(Description of the task)
Copy every line in the records below that contains the word "yellow".

Records Block Start

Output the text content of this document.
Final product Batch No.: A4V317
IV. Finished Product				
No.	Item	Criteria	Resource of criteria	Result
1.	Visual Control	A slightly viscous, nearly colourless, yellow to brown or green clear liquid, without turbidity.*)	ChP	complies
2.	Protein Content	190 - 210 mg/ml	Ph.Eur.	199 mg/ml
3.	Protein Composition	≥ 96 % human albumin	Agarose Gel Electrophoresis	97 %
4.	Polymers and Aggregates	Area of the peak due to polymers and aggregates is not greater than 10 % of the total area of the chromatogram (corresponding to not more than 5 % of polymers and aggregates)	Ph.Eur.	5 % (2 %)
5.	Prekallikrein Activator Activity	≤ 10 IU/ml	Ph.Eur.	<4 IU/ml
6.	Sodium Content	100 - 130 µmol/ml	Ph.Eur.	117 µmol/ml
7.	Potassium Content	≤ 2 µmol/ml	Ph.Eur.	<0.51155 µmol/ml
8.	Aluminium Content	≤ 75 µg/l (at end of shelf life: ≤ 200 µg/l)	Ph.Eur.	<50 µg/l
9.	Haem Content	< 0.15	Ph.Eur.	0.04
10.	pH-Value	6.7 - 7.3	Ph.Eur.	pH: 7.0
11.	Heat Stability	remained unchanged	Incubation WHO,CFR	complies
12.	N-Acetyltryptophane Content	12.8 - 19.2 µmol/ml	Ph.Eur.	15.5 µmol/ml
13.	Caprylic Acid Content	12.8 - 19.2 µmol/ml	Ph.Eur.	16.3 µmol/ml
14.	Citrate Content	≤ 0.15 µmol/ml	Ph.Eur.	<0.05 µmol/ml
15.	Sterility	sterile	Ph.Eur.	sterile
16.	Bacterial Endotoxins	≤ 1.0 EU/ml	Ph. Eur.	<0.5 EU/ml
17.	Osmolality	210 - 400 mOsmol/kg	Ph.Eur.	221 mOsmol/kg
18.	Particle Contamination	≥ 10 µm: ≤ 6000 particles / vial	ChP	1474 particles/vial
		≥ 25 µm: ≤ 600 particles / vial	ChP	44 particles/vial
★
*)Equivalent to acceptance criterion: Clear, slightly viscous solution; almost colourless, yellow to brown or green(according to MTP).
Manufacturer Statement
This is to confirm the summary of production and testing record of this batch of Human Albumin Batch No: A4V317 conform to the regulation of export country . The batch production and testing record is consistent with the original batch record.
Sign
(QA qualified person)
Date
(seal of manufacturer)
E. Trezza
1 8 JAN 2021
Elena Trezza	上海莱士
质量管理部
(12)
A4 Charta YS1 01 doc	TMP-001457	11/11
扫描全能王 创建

Records Block End

(Exercise output)
1.	Visual Control	A slightly viscous, nearly colourless, yellow to brown or green clear liquid, without turbidity.*)	ChP	complies
*)Equivalent to acceptance criterion: Clear, slightly viscous solution; almost colourless, yellow to brown or green(according to MTP).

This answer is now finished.